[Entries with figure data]
* * * * * * *
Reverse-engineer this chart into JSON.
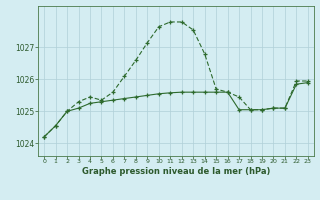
{
  "title": "Graphe pression niveau de la mer (hPa)",
  "bg_color": "#d4edf2",
  "line_color": "#2d6a2d",
  "grid_color": "#b0d0d8",
  "axis_color": "#4a7a4a",
  "tick_color": "#2d5a2d",
  "x_labels": [
    "0",
    "1",
    "2",
    "3",
    "4",
    "5",
    "6",
    "7",
    "8",
    "9",
    "10",
    "11",
    "12",
    "13",
    "14",
    "15",
    "16",
    "17",
    "18",
    "19",
    "20",
    "21",
    "22",
    "23"
  ],
  "ylim": [
    1023.6,
    1028.3
  ],
  "yticks": [
    1024,
    1025,
    1026,
    1027
  ],
  "series1_x": [
    0,
    1,
    2,
    3,
    4,
    5,
    6,
    7,
    8,
    9,
    10,
    11,
    12,
    13,
    14,
    15,
    16,
    17,
    18,
    19,
    20,
    21,
    22,
    23
  ],
  "series1_y": [
    1024.2,
    1024.55,
    1025.0,
    1025.3,
    1025.45,
    1025.35,
    1025.6,
    1026.1,
    1026.6,
    1027.15,
    1027.65,
    1027.8,
    1027.8,
    1027.55,
    1026.8,
    1025.7,
    1025.6,
    1025.45,
    1025.05,
    1025.05,
    1025.1,
    1025.1,
    1025.95,
    1025.95
  ],
  "series2_x": [
    0,
    1,
    2,
    3,
    4,
    5,
    6,
    7,
    8,
    9,
    10,
    11,
    12,
    13,
    14,
    15,
    16,
    17,
    18,
    19,
    20,
    21,
    22,
    23
  ],
  "series2_y": [
    1024.2,
    1024.55,
    1025.0,
    1025.1,
    1025.25,
    1025.3,
    1025.35,
    1025.4,
    1025.45,
    1025.5,
    1025.55,
    1025.58,
    1025.6,
    1025.6,
    1025.6,
    1025.6,
    1025.6,
    1025.05,
    1025.05,
    1025.05,
    1025.1,
    1025.1,
    1025.85,
    1025.9
  ]
}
* * * * * * *
Retype each line of the listing above word for word. Exclude the pictures.

◆ Task response:
Reverse-engineer this chart into JSON.
{
  "title": "Graphe pression niveau de la mer (hPa)",
  "bg_color": "#d4edf2",
  "line_color": "#2d6a2d",
  "grid_color": "#b0d0d8",
  "axis_color": "#4a7a4a",
  "tick_color": "#2d5a2d",
  "x_labels": [
    "0",
    "1",
    "2",
    "3",
    "4",
    "5",
    "6",
    "7",
    "8",
    "9",
    "10",
    "11",
    "12",
    "13",
    "14",
    "15",
    "16",
    "17",
    "18",
    "19",
    "20",
    "21",
    "22",
    "23"
  ],
  "ylim": [
    1023.6,
    1028.3
  ],
  "yticks": [
    1024,
    1025,
    1026,
    1027
  ],
  "series1_x": [
    0,
    1,
    2,
    3,
    4,
    5,
    6,
    7,
    8,
    9,
    10,
    11,
    12,
    13,
    14,
    15,
    16,
    17,
    18,
    19,
    20,
    21,
    22,
    23
  ],
  "series1_y": [
    1024.2,
    1024.55,
    1025.0,
    1025.3,
    1025.45,
    1025.35,
    1025.6,
    1026.1,
    1026.6,
    1027.15,
    1027.65,
    1027.8,
    1027.8,
    1027.55,
    1026.8,
    1025.7,
    1025.6,
    1025.45,
    1025.05,
    1025.05,
    1025.1,
    1025.1,
    1025.95,
    1025.95
  ],
  "series2_x": [
    0,
    1,
    2,
    3,
    4,
    5,
    6,
    7,
    8,
    9,
    10,
    11,
    12,
    13,
    14,
    15,
    16,
    17,
    18,
    19,
    20,
    21,
    22,
    23
  ],
  "series2_y": [
    1024.2,
    1024.55,
    1025.0,
    1025.1,
    1025.25,
    1025.3,
    1025.35,
    1025.4,
    1025.45,
    1025.5,
    1025.55,
    1025.58,
    1025.6,
    1025.6,
    1025.6,
    1025.6,
    1025.6,
    1025.05,
    1025.05,
    1025.05,
    1025.1,
    1025.1,
    1025.85,
    1025.9
  ]
}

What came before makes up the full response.